Directions >>
Determine how many lines in these records hold "Propriétés". Only the number is wanted.

[Dataset rows]
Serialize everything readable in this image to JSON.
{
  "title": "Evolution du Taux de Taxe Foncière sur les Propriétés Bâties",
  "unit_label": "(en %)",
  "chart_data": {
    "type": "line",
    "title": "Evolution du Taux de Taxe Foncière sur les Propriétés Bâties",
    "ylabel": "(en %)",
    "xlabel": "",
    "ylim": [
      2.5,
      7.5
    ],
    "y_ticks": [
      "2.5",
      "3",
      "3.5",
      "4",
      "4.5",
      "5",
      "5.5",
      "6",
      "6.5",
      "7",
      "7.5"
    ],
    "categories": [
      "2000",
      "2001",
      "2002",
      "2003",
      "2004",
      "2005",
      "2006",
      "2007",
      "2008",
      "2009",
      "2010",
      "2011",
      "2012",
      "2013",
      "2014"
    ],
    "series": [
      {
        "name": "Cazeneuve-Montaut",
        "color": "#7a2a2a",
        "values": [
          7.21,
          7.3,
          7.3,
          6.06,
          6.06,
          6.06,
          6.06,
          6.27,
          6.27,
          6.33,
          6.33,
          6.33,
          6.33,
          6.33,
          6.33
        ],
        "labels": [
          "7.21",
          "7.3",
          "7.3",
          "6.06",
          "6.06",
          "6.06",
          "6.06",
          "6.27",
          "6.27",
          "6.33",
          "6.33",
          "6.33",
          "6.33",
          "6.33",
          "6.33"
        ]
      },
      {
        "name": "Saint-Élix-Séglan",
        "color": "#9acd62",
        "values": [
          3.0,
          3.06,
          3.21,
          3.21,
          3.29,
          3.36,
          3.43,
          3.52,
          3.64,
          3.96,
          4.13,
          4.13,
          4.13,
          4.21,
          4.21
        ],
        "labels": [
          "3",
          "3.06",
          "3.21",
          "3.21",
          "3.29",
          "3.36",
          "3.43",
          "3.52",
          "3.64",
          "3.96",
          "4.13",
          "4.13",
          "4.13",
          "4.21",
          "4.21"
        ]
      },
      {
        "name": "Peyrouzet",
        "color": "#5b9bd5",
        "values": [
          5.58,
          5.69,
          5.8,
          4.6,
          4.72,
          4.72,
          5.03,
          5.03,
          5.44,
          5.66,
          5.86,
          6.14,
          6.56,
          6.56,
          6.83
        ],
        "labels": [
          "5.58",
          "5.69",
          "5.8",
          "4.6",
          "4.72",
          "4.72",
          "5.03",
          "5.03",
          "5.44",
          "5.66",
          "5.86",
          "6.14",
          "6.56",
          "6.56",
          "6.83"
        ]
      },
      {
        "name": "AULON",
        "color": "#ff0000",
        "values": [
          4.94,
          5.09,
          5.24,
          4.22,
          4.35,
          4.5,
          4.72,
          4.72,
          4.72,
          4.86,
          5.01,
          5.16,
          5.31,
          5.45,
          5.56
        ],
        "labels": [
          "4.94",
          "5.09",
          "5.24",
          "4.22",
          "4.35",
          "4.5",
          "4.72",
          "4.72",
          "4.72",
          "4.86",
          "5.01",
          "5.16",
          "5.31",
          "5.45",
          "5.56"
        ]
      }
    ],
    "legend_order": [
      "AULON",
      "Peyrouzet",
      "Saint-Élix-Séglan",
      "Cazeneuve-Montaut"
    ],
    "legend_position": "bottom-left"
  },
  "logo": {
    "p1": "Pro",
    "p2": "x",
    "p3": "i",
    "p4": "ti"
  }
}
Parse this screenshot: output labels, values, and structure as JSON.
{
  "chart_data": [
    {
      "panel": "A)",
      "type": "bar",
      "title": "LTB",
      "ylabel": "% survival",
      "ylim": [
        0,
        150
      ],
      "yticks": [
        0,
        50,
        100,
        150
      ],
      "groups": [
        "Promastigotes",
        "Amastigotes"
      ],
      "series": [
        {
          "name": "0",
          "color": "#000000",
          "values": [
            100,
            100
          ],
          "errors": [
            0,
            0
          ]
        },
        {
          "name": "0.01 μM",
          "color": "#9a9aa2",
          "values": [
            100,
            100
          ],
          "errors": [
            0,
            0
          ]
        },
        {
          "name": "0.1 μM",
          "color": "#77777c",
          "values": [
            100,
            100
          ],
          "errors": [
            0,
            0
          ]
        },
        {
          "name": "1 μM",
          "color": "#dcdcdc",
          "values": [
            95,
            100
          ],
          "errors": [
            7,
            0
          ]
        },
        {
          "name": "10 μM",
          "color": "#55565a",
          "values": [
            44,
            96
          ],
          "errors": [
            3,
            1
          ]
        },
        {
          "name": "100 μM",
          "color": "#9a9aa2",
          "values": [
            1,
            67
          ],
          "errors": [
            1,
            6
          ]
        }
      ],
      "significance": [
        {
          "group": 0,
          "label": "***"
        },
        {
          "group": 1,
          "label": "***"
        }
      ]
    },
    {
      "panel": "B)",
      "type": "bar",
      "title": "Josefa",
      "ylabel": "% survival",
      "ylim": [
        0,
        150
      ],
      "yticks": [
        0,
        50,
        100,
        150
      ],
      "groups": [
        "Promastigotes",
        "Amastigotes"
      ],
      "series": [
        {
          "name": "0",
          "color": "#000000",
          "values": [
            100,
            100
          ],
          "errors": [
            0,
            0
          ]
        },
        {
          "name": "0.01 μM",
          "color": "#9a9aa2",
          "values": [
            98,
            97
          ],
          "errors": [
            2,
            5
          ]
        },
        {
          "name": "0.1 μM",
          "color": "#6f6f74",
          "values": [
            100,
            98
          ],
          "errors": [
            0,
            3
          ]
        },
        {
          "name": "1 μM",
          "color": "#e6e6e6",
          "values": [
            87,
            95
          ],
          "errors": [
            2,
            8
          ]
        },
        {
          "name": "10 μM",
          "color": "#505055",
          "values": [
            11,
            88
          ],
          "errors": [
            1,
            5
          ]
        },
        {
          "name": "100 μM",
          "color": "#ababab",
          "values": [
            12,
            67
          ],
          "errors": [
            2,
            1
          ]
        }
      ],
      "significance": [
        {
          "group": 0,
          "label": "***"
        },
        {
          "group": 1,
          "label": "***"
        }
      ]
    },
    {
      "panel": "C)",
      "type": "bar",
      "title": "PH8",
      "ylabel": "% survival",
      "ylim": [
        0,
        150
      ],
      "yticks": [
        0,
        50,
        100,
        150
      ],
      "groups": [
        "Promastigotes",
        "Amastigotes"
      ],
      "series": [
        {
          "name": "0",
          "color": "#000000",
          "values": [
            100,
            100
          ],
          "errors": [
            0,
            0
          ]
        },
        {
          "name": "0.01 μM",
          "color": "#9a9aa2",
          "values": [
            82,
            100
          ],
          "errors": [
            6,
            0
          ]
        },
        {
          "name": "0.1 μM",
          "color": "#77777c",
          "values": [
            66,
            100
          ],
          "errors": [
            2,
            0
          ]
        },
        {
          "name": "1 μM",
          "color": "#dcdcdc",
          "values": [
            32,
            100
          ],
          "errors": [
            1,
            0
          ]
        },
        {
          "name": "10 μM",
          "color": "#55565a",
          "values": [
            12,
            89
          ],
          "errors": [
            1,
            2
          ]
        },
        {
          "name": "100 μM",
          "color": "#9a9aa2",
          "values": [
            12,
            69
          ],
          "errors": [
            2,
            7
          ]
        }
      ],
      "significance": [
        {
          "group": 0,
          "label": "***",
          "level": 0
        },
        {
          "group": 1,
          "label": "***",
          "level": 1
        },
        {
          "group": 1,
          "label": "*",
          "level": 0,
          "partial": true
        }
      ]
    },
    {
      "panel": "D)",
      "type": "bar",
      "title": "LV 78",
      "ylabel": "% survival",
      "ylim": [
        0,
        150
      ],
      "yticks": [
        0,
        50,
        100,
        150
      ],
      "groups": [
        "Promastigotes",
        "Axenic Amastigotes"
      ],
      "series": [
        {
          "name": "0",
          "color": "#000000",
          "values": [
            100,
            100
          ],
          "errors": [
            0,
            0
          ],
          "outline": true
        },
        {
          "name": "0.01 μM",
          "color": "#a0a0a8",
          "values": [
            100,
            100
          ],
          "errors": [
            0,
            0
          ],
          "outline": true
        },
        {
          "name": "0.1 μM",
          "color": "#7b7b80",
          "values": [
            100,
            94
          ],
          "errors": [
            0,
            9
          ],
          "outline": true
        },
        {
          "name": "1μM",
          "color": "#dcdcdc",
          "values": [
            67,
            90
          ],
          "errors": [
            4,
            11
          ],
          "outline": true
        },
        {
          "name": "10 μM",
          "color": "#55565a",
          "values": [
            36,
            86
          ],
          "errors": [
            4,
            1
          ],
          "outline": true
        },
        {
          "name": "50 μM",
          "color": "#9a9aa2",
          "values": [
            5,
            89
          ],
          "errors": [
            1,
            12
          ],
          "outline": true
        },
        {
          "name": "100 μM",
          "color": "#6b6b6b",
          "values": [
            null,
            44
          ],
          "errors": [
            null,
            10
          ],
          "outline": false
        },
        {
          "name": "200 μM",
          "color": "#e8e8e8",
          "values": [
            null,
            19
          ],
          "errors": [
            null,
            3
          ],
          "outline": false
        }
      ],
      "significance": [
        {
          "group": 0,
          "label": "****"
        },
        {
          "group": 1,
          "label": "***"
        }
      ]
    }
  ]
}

Answer below >>
2